◆ Exercise prompt ◆
Extract the lines from the records that begin at the line containing "- FancyArrowPatch shape: [391, 174, 525, 180]" and end at the line containing "- Polygon shape: [318, 91, 331, 106]", including both, and reproduce them unchanged.

◆ Element box records ◆
▬▬▬▬▬▬

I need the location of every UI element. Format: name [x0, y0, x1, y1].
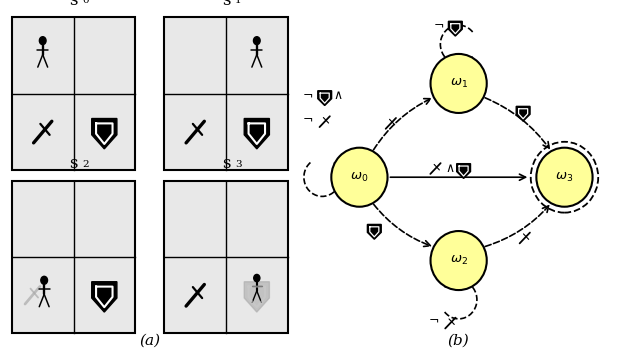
- FancyArrowPatch shape: [391, 174, 525, 180]
- Text: 2: 2: [82, 160, 89, 169]
- Polygon shape: [516, 106, 530, 121]
- FancyArrowPatch shape: [374, 204, 431, 246]
- Text: $\omega_2$: $\omega_2$: [450, 254, 467, 267]
- Polygon shape: [457, 164, 470, 178]
- Polygon shape: [92, 282, 117, 312]
- Text: 3: 3: [235, 160, 241, 169]
- Text: ∧: ∧: [333, 89, 343, 102]
- Bar: [165, 181, 288, 334]
- Circle shape: [331, 148, 388, 207]
- Bar: [12, 18, 135, 170]
- Text: 1: 1: [235, 0, 241, 5]
- Text: s: s: [222, 0, 230, 9]
- Circle shape: [39, 37, 46, 45]
- Circle shape: [431, 54, 487, 113]
- Text: $\omega_0$: $\omega_0$: [350, 171, 369, 184]
- Text: s: s: [69, 0, 78, 9]
- Polygon shape: [368, 224, 381, 239]
- Polygon shape: [244, 282, 270, 312]
- Text: $\omega_1$: $\omega_1$: [450, 77, 467, 90]
- Text: ¬: ¬: [433, 20, 444, 33]
- Polygon shape: [449, 21, 462, 36]
- FancyArrowPatch shape: [374, 99, 431, 150]
- Polygon shape: [92, 118, 117, 149]
- Circle shape: [253, 37, 260, 45]
- Polygon shape: [318, 91, 331, 106]
- Text: ¬: ¬: [303, 89, 313, 102]
- Circle shape: [41, 276, 47, 284]
- Text: s: s: [222, 155, 230, 172]
- Polygon shape: [244, 118, 270, 149]
- Circle shape: [537, 148, 593, 207]
- Circle shape: [254, 275, 260, 282]
- Text: ¬: ¬: [303, 113, 313, 126]
- Text: ∧: ∧: [446, 162, 455, 175]
- Text: (a): (a): [139, 333, 160, 347]
- FancyArrowPatch shape: [485, 206, 548, 246]
- FancyArrowPatch shape: [485, 98, 549, 148]
- Text: s: s: [69, 155, 78, 172]
- Text: $\omega_3$: $\omega_3$: [555, 171, 573, 184]
- Text: (b): (b): [448, 333, 469, 347]
- Circle shape: [431, 231, 487, 290]
- Text: 0: 0: [82, 0, 89, 5]
- Bar: [12, 181, 135, 334]
- Bar: [165, 18, 288, 170]
- Text: ¬: ¬: [428, 315, 439, 328]
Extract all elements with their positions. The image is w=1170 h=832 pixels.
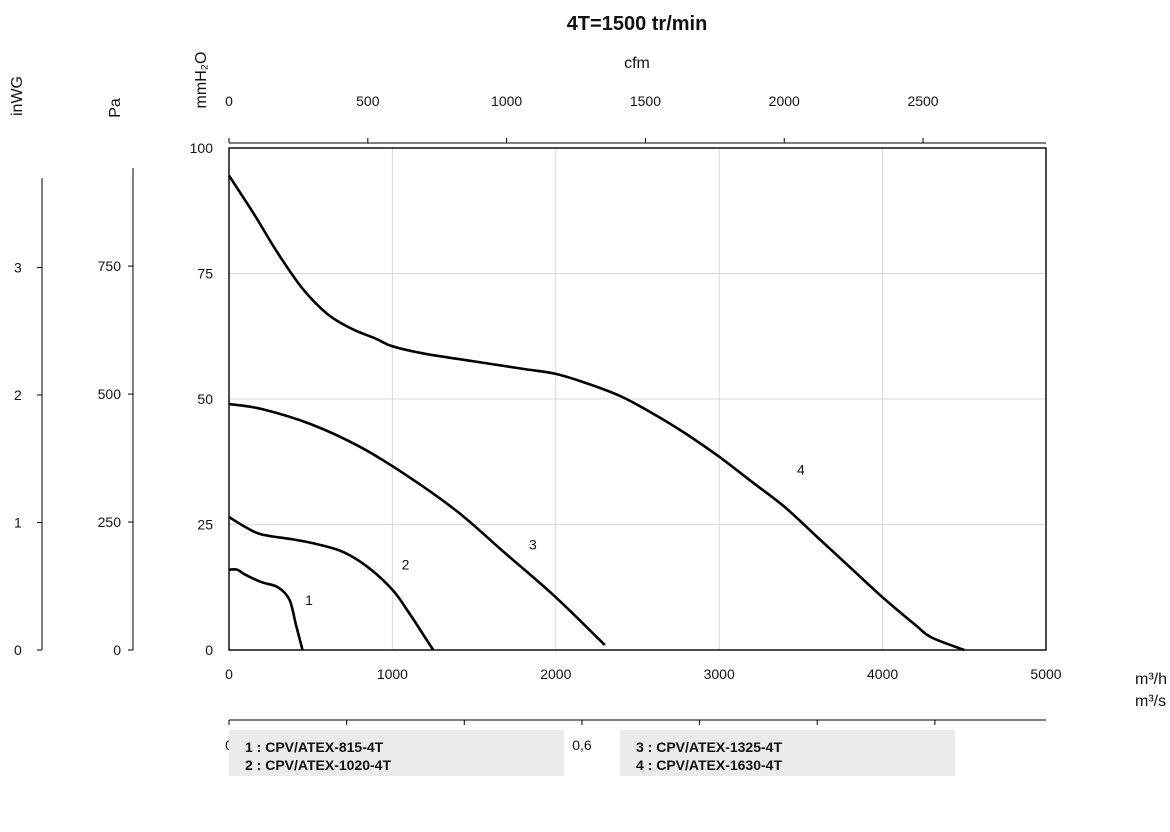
inwg-tick-label: 2 — [14, 387, 22, 403]
cfm-tick-label: 1500 — [630, 93, 661, 109]
y-tick-label: 75 — [197, 266, 213, 282]
cfm-tick-label: 0 — [225, 93, 233, 109]
cfm-tick-label: 1000 — [491, 93, 522, 109]
x-tick-label: 3000 — [704, 666, 735, 682]
chart-title: 4T=1500 tr/min — [567, 13, 708, 35]
cfm-tick-label: 2000 — [769, 93, 800, 109]
curve-2 — [228, 515, 435, 651]
legend-right: 3 : CPV/ATEX-1325-4T 4 : CPV/ATEX-1630-4… — [620, 730, 955, 776]
cfm-tick-label: 2500 — [907, 93, 938, 109]
x-tick-label: 2000 — [540, 666, 571, 682]
x-axis-unit-m3h: m³/h — [1135, 671, 1167, 688]
inwg-tick-label: 1 — [14, 514, 22, 530]
legend-item-2: 2 : CPV/ATEX-1020-4T — [245, 757, 392, 773]
legend-item-1: 1 : CPV/ATEX-815-4T — [245, 739, 384, 755]
y-tick-label: 50 — [197, 391, 213, 407]
x-axis-unit-m3s: m³/s — [1135, 693, 1166, 710]
x-tick-label: 1000 — [377, 666, 408, 682]
legend-item-4: 4 : CPV/ATEX-1630-4T — [636, 757, 783, 773]
pa-axis-label: Pa — [107, 98, 124, 118]
curve-4 — [227, 174, 965, 652]
x-tick-label: 5000 — [1030, 666, 1061, 682]
inwg-tick-label: 0 — [14, 642, 22, 658]
pa-tick-label: 0 — [113, 642, 121, 658]
curve-1 — [228, 568, 304, 651]
pa-tick-label: 250 — [98, 514, 122, 530]
legend-left: 1 : CPV/ATEX-815-4T 2 : CPV/ATEX-1020-4T — [229, 730, 564, 776]
m3s-tick-label: 0,6 — [572, 737, 592, 753]
cfm-axis-label: cfm — [624, 55, 650, 72]
pa-tick-label: 750 — [98, 258, 122, 274]
inwg-tick-label: 3 — [14, 259, 22, 275]
curve-label-2: 2 — [402, 557, 410, 573]
x-tick-label: 4000 — [867, 666, 898, 682]
curve-label-4: 4 — [797, 461, 805, 477]
curve-label-3: 3 — [529, 537, 537, 553]
curve-label-1: 1 — [305, 592, 313, 608]
inwg-axis-label: inWG — [9, 76, 26, 116]
cfm-tick-label: 500 — [356, 93, 380, 109]
pa-tick-label: 500 — [98, 386, 122, 402]
legend-item-3: 3 : CPV/ATEX-1325-4T — [636, 739, 783, 755]
mmh2o-axis-label: mmH₂O — [193, 52, 210, 109]
x-tick-label: 0 — [225, 666, 233, 682]
y-tick-label: 25 — [197, 517, 213, 533]
y-tick-label: 0 — [205, 642, 213, 658]
plot-frame — [228, 147, 1047, 651]
curve-3 — [228, 402, 606, 646]
y-tick-label: 100 — [190, 140, 214, 156]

▬▬▬▬▬▬

◆ Task answer ◆
- FancyArrowPatch shape: [391, 174, 525, 180]
- Text: 2: 2: [82, 160, 89, 169]
- Polygon shape: [516, 106, 530, 121]
- FancyArrowPatch shape: [374, 204, 431, 246]
- Text: $\omega_2$: $\omega_2$: [450, 254, 467, 267]
- Polygon shape: [457, 164, 470, 178]
- Polygon shape: [92, 282, 117, 312]
- Text: 3: 3: [235, 160, 241, 169]
- Text: ∧: ∧: [333, 89, 343, 102]
- Bar: [165, 181, 288, 334]
- Circle shape: [331, 148, 388, 207]
- Bar: [12, 18, 135, 170]
- Text: 1: 1: [235, 0, 241, 5]
- Text: s: s: [222, 0, 230, 9]
- Circle shape: [39, 37, 46, 45]
- Circle shape: [431, 54, 487, 113]
- Text: $\omega_0$: $\omega_0$: [350, 171, 369, 184]
- Text: s: s: [69, 0, 78, 9]
- Polygon shape: [368, 224, 381, 239]
- Polygon shape: [244, 282, 270, 312]
- Text: $\omega_1$: $\omega_1$: [450, 77, 467, 90]
- Text: ¬: ¬: [433, 20, 444, 33]
- Polygon shape: [449, 21, 462, 36]
- FancyArrowPatch shape: [374, 99, 431, 150]
- Polygon shape: [92, 118, 117, 149]
- Circle shape: [253, 37, 260, 45]
- Polygon shape: [318, 91, 331, 106]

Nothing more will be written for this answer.